▶ **Required task**: Quote the entries that follow exactly, leaving none out.
** START OF Record set **
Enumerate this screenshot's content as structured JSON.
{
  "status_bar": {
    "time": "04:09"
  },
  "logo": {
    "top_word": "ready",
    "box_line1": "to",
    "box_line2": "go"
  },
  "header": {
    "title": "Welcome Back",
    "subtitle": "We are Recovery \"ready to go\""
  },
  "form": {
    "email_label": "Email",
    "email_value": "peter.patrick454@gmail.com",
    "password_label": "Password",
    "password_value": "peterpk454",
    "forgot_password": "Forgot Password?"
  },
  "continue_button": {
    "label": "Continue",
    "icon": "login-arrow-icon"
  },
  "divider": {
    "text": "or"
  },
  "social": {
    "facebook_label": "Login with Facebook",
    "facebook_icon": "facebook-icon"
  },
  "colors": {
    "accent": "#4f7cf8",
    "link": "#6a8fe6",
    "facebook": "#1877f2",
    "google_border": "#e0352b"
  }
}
** END OF Record set **
▶ **Worked solution**:
Enumerate this screenshot's content as structured JSON.
{
  "status_bar": {
    "time": "04:09"
  },
  "logo": {
    "top_word": "ready",
    "box_line1": "to",
    "box_line2": "go"
  },
  "header": {
    "title": "Welcome Back",
    "subtitle": "We are Recovery \"ready to go\""
  },
  "form": {
    "email_label": "Email",
    "email_value": "peter.patrick454@gmail.com",
    "password_label": "Password",
    "password_value": "peterpk454",
    "forgot_password": "Forgot Password?"
  },
  "continue_button": {
    "label": "Continue",
    "icon": "login-arrow-icon"
  },
  "divider": {
    "text": "or"
  },
  "social": {
    "facebook_label": "Login with Facebook",
    "facebook_icon": "facebook-icon"
  },
  "colors": {
    "accent": "#4f7cf8",
    "link": "#6a8fe6",
    "facebook": "#1877f2",
    "google_border": "#e0352b"
  }
}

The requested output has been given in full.